Data shown ::
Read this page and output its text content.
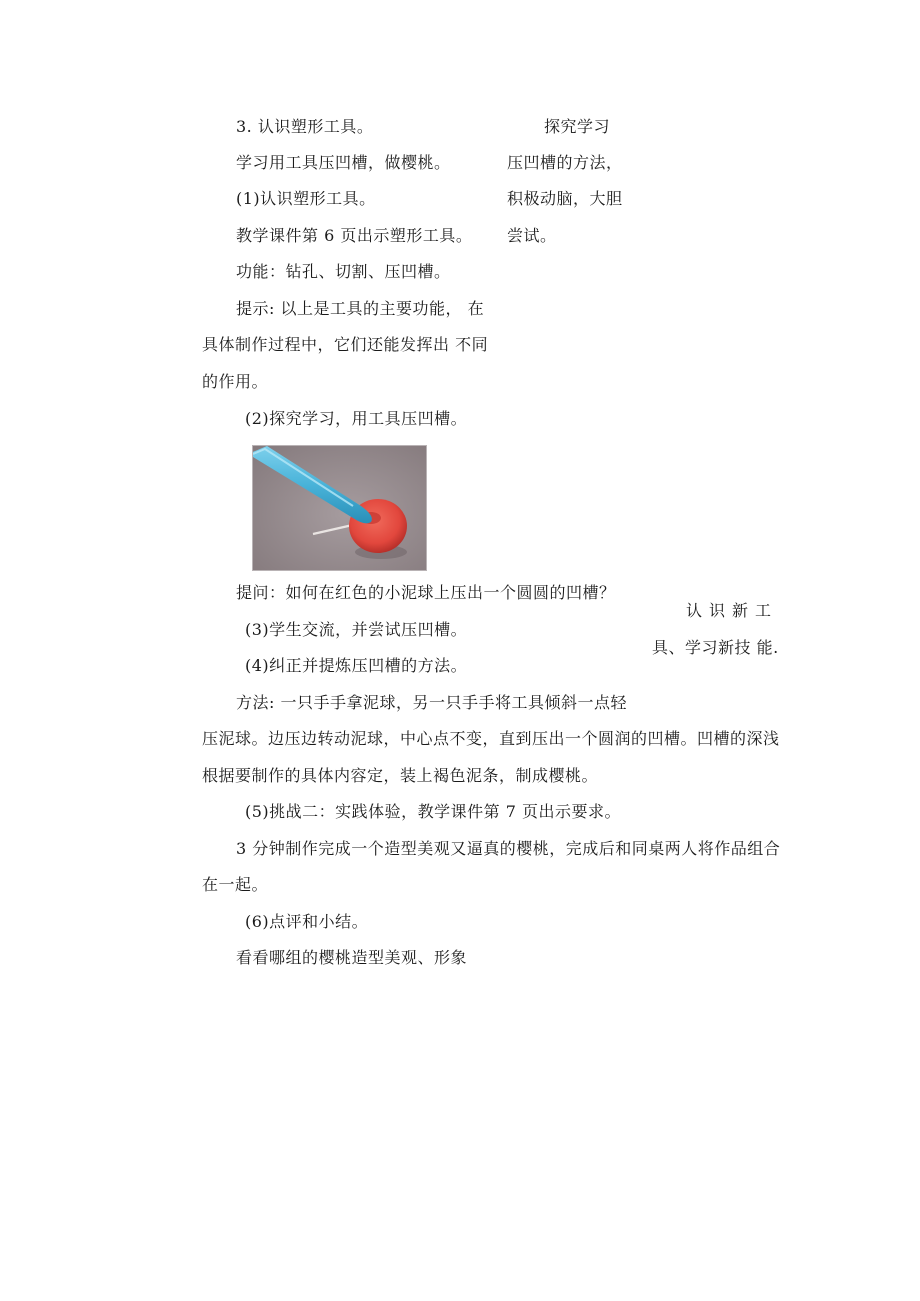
3. 认识塑形工具。
学习用工具压凹槽，做樱桃。
(1)认识塑形工具。
教学课件第 6 页出示塑形工具。
功能：钻孔、切割、压凹槽。
提示: 以上是工具的主要功能， 在
具体制作过程中，它们还能发挥出 不同
的作用。
(2)探究学习，用工具压凹槽。
提问：如何在红色的小泥球上压出一个圆圆的凹槽？
(3)学生交流，并尝试压凹槽。
(4)纠正并提炼压凹槽的方法。
方法: 一只手手拿泥球，另一只手手将工具倾斜一点轻
压泥球。边压边转动泥球，中心点不变，直到压出一个圆润的凹槽。凹槽的深浅
根据要制作的具体内容定，装上褐色泥条，制成樱桃。
(5)挑战二：实践体验，教学课件第 7 页出示要求。
3 分钟制作完成一个造型美观又逼真的樱桃，完成后和同桌两人将作品组合
在一起。
(6)点评和小结。
看看哪组的樱桃造型美观、形象
探究学习
压凹槽的方法，
积极动脑，大胆
尝试。
认识新工
具、学习新技 能.
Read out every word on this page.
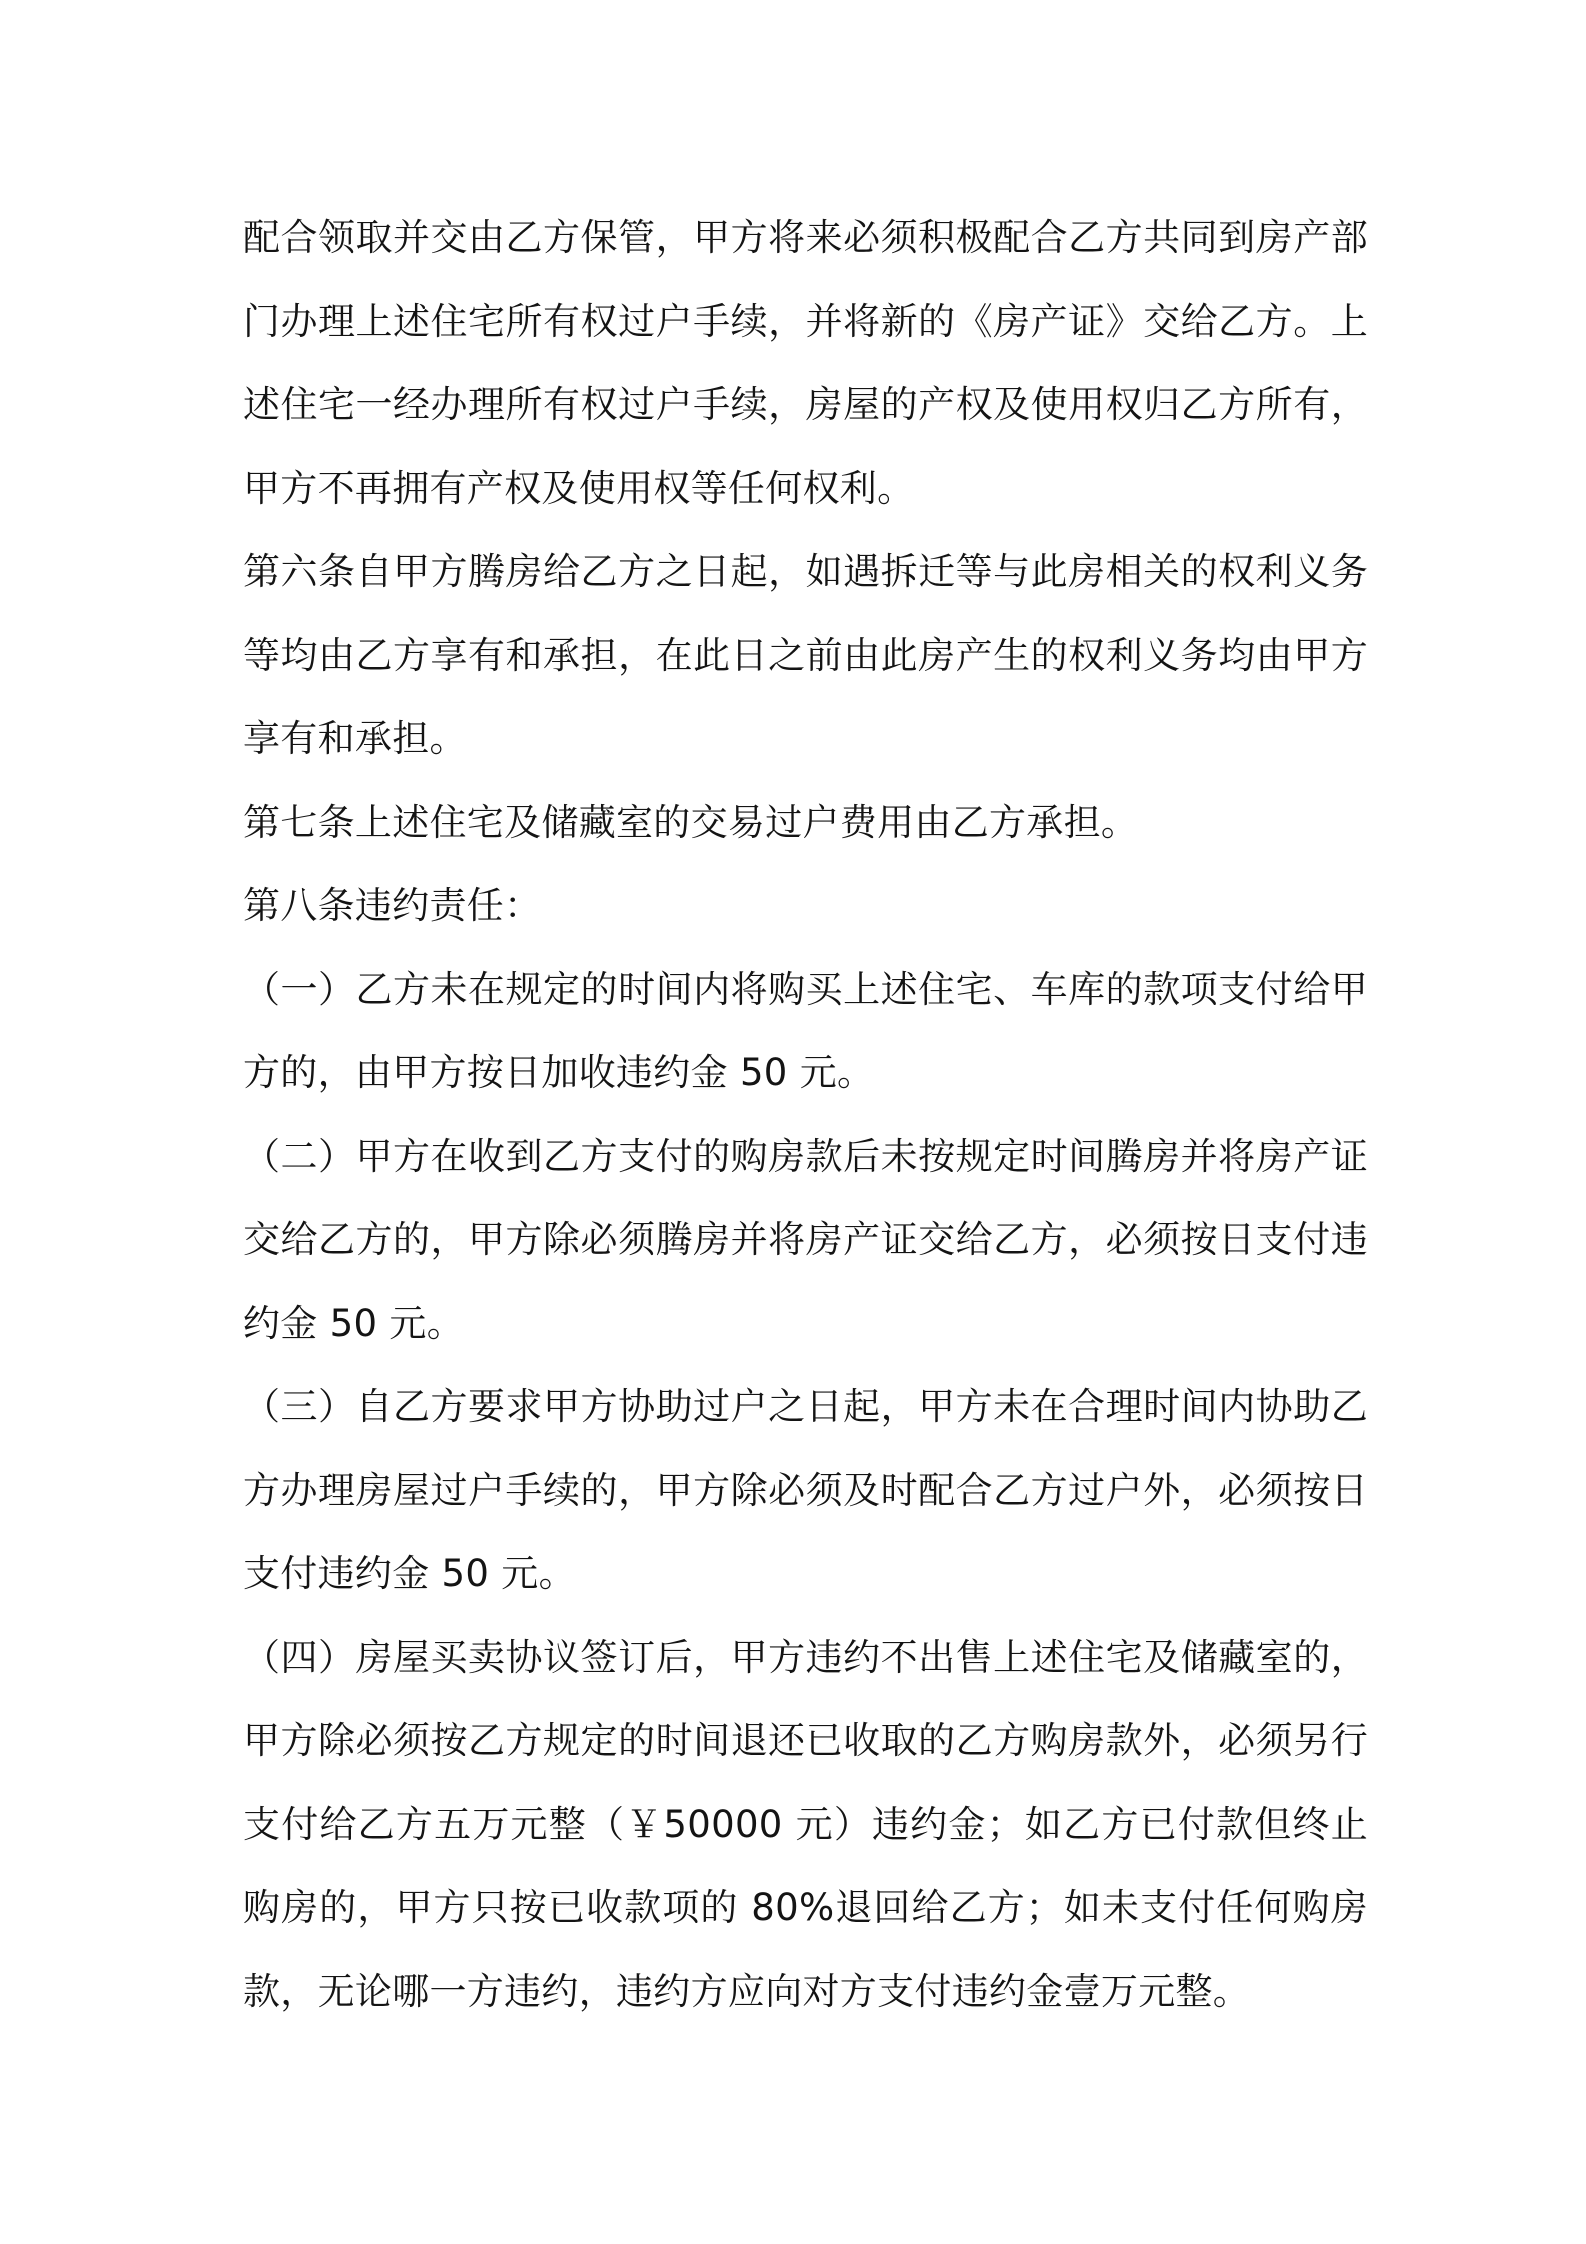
配合领取并交由乙方保管，甲方将来必须积极配合乙方共同到房产部门办理上述住宅所有权过户手续，并将新的《房产证》交给乙方。上述住宅一经办理所有权过户手续，房屋的产权及使用权归乙方所有，甲方不再拥有产权及使用权等任何权利。

第六条自甲方腾房给乙方之日起，如遇拆迁等与此房相关的权利义务等均由乙方享有和承担，在此日之前由此房产生的权利义务均由甲方享有和承担。

第七条上述住宅及储藏室的交易过户费用由乙方承担。

第八条违约责任：

（一）乙方未在规定的时间内将购买上述住宅、车库的款项支付给甲方的，由甲方按日加收违约金 50 元。

（二）甲方在收到乙方支付的购房款后未按规定时间腾房并将房产证交给乙方的，甲方除必须腾房并将房产证交给乙方，必须按日支付违约金 50 元。

（三）自乙方要求甲方协助过户之日起，甲方未在合理时间内协助乙方办理房屋过户手续的，甲方除必须及时配合乙方过户外，必须按日支付违约金 50 元。

（四）房屋买卖协议签订后，甲方违约不出售上述住宅及储藏室的，甲方除必须按乙方规定的时间退还已收取的乙方购房款外，必须另行支付给乙方五万元整（￥50000 元）违约金；如乙方已付款但终止购房的，甲方只按已收款项的 80%退回给乙方；如未支付任何购房款，无论哪一方违约，违约方应向对方支付违约金壹万元整。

Your task :: Only the number is wanted: how many lines in the data include the word "Read"?

Solution to this problem :: 2